**Directions:** Select all lines with the string "disabled" in them, and copy those lines.

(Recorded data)
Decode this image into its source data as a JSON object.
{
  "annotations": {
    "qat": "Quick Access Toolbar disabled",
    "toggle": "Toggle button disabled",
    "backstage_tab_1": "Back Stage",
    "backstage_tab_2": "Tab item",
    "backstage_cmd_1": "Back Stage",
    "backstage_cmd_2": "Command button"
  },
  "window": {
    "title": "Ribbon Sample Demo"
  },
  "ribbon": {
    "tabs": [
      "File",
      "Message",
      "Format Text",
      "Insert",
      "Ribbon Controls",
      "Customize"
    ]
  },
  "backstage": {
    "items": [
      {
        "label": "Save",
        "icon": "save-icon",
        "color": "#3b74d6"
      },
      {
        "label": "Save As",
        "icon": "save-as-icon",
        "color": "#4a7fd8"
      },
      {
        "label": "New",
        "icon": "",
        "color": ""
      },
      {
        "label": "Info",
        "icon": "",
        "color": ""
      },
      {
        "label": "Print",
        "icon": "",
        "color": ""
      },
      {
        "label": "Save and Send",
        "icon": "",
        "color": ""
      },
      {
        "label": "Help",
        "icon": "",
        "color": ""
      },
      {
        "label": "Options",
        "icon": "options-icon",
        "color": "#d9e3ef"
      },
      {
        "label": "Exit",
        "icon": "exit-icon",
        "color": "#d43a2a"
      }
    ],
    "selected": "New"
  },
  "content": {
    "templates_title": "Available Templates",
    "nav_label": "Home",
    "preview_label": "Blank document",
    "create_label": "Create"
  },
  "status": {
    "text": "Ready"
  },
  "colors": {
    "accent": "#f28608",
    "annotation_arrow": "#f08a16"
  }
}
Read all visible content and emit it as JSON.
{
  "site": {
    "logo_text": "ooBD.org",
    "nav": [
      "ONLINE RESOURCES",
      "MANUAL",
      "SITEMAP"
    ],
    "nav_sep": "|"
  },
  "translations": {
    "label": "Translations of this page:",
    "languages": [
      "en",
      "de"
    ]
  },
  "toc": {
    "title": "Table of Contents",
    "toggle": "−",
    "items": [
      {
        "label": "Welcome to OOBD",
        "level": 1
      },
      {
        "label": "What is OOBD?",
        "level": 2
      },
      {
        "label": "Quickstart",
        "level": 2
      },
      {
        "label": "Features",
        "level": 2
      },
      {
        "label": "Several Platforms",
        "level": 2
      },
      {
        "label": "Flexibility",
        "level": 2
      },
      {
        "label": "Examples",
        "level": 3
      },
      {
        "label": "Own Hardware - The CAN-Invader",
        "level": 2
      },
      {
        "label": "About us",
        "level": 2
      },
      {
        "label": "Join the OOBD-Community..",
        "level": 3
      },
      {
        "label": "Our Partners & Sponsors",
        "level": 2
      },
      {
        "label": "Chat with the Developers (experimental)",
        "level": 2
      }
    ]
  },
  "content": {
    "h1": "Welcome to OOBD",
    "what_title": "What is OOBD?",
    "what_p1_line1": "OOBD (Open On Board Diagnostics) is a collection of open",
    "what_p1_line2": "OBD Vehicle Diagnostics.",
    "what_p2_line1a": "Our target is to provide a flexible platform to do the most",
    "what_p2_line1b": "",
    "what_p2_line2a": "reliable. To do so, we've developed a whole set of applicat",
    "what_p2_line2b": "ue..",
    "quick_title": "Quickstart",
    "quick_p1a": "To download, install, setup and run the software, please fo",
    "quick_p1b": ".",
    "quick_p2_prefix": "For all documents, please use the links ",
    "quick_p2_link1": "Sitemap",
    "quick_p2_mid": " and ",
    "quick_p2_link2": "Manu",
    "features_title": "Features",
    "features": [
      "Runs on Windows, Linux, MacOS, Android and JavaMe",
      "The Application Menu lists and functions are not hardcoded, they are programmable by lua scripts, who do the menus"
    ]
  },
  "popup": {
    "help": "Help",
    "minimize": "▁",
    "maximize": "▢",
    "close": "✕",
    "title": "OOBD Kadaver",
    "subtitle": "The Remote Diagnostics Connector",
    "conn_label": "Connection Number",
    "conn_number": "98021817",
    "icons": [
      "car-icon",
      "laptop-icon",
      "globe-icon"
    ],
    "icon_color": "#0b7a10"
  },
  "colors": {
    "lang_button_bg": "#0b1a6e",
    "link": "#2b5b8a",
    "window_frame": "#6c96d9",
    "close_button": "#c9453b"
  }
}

**Task output:**
    "qat": "Quick Access Toolbar disabled",
    "toggle": "Toggle button disabled",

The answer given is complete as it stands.